§ **Task goal**
Transcribe all the entries word for word, but omit the images.

(Dataset listings of figures)
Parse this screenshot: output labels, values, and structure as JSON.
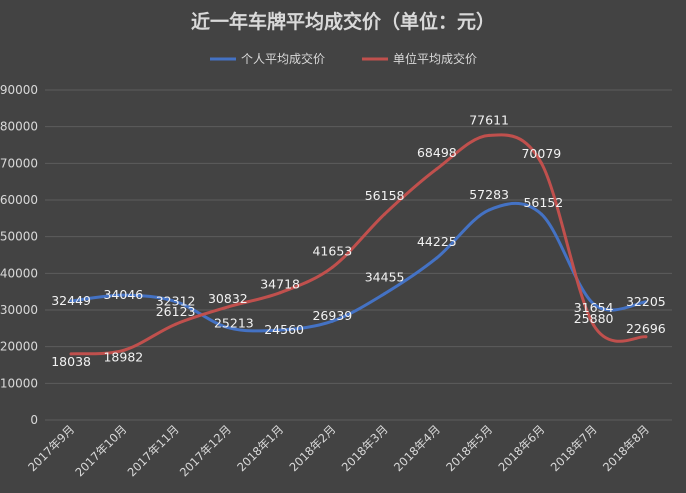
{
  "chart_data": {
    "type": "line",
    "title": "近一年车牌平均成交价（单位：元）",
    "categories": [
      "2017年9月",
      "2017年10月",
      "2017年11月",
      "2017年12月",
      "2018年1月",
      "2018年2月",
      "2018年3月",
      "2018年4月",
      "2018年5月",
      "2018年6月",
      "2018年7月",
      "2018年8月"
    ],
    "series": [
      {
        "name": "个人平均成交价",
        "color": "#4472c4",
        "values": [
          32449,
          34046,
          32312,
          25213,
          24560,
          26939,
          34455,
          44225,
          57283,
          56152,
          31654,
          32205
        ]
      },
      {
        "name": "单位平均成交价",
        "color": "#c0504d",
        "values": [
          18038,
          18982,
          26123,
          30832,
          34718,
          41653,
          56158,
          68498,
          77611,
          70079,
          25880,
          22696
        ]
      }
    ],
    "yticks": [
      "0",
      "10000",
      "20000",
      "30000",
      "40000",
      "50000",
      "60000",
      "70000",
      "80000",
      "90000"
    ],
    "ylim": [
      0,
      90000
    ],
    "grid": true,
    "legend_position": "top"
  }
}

§ **Response to this exercise**
Parse this screenshot: output labels, values, and structure as JSON.
{
  "chart_data": {
    "type": "line",
    "title": "近一年车牌平均成交价（单位：元）",
    "categories": [
      "2017年9月",
      "2017年10月",
      "2017年11月",
      "2017年12月",
      "2018年1月",
      "2018年2月",
      "2018年3月",
      "2018年4月",
      "2018年5月",
      "2018年6月",
      "2018年7月",
      "2018年8月"
    ],
    "series": [
      {
        "name": "个人平均成交价",
        "color": "#4472c4",
        "values": [
          32449,
          34046,
          32312,
          25213,
          24560,
          26939,
          34455,
          44225,
          57283,
          56152,
          31654,
          32205
        ]
      },
      {
        "name": "单位平均成交价",
        "color": "#c0504d",
        "values": [
          18038,
          18982,
          26123,
          30832,
          34718,
          41653,
          56158,
          68498,
          77611,
          70079,
          25880,
          22696
        ]
      }
    ],
    "yticks": [
      "0",
      "10000",
      "20000",
      "30000",
      "40000",
      "50000",
      "60000",
      "70000",
      "80000",
      "90000"
    ],
    "ylim": [
      0,
      90000
    ],
    "grid": true,
    "legend_position": "top"
  }
}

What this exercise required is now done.